Exercise objective:
Within the material, how many of the lines include the word "from"? State only that number.

Data provided:
-=-=-=-=-

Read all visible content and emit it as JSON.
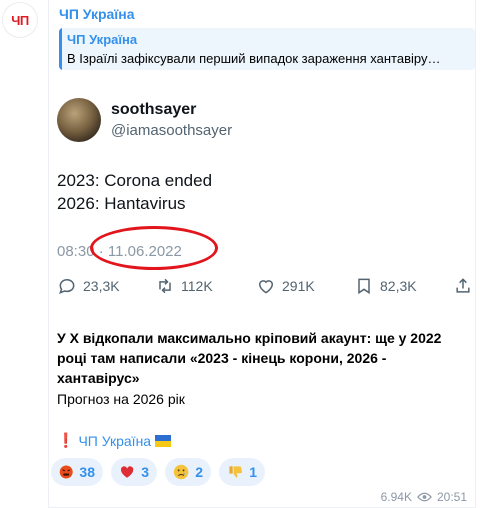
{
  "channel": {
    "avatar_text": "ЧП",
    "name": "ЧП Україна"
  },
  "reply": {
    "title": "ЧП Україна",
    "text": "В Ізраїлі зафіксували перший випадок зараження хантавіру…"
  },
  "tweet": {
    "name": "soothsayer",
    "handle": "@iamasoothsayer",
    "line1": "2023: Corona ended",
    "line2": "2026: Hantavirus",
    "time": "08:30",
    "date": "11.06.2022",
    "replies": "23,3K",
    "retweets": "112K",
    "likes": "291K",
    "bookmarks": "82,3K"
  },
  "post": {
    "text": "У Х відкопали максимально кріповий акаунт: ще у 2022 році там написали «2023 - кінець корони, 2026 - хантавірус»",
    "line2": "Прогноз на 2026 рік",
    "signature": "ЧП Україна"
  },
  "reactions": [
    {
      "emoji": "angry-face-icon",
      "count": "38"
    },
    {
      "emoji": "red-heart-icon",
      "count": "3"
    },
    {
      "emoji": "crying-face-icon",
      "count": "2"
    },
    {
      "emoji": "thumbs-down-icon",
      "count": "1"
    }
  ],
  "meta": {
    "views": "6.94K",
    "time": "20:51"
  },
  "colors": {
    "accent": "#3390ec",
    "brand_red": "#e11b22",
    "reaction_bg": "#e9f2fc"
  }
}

-=-=-=-=-

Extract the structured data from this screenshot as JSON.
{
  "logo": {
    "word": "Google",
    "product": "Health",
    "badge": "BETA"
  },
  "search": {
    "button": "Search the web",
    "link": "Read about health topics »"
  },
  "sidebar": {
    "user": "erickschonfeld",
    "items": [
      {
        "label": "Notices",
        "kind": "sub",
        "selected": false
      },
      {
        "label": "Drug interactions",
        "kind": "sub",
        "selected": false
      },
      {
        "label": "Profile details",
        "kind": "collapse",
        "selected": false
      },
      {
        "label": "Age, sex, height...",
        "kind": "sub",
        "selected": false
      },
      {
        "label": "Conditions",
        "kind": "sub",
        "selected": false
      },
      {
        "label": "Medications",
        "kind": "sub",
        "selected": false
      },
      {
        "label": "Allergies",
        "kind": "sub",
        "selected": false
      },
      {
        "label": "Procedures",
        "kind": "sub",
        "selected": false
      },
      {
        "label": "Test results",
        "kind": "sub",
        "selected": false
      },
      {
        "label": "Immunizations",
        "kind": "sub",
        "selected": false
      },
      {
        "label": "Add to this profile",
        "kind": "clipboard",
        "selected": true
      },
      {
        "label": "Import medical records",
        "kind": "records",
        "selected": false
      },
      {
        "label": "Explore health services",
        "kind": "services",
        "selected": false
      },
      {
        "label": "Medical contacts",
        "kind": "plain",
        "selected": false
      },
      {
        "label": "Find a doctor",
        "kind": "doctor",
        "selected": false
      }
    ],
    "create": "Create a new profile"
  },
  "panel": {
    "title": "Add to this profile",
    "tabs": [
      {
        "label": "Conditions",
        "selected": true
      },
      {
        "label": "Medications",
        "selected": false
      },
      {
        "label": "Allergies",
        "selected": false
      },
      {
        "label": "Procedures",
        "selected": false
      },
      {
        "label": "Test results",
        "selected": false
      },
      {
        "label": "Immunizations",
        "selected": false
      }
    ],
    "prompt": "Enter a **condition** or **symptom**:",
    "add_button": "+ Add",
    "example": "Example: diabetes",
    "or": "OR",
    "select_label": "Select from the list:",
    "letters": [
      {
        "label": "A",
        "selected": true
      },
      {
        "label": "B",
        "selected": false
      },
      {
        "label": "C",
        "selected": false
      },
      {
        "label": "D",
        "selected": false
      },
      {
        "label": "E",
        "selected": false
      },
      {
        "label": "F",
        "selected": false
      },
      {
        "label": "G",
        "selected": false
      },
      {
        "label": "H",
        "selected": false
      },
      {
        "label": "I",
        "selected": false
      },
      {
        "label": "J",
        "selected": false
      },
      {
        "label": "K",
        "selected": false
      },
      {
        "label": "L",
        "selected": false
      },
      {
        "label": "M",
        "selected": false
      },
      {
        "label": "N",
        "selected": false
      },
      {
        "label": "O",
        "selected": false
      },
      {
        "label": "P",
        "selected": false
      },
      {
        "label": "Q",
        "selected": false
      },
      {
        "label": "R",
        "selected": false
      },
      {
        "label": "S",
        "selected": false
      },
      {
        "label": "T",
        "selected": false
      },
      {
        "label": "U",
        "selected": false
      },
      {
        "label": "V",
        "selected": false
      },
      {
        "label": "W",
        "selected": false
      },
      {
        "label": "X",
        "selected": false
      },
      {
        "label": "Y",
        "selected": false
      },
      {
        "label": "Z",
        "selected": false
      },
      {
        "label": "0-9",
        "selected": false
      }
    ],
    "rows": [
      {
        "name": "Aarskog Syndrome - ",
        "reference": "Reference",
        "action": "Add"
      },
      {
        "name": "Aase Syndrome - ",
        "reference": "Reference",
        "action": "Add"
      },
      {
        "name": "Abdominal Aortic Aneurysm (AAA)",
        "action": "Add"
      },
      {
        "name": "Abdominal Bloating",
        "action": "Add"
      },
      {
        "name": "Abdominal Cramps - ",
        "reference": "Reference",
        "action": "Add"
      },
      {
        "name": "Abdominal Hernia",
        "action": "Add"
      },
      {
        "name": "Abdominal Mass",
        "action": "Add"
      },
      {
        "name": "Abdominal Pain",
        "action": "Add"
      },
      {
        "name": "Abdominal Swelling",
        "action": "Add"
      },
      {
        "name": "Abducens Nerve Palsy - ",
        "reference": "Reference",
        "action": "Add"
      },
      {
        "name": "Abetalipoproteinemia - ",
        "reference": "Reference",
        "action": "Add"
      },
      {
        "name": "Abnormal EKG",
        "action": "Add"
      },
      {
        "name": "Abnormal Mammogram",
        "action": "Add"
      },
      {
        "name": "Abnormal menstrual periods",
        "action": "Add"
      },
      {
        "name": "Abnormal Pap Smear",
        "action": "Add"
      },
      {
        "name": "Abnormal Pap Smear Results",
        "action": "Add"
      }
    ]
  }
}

-=-=-=-=-

Written reply:
2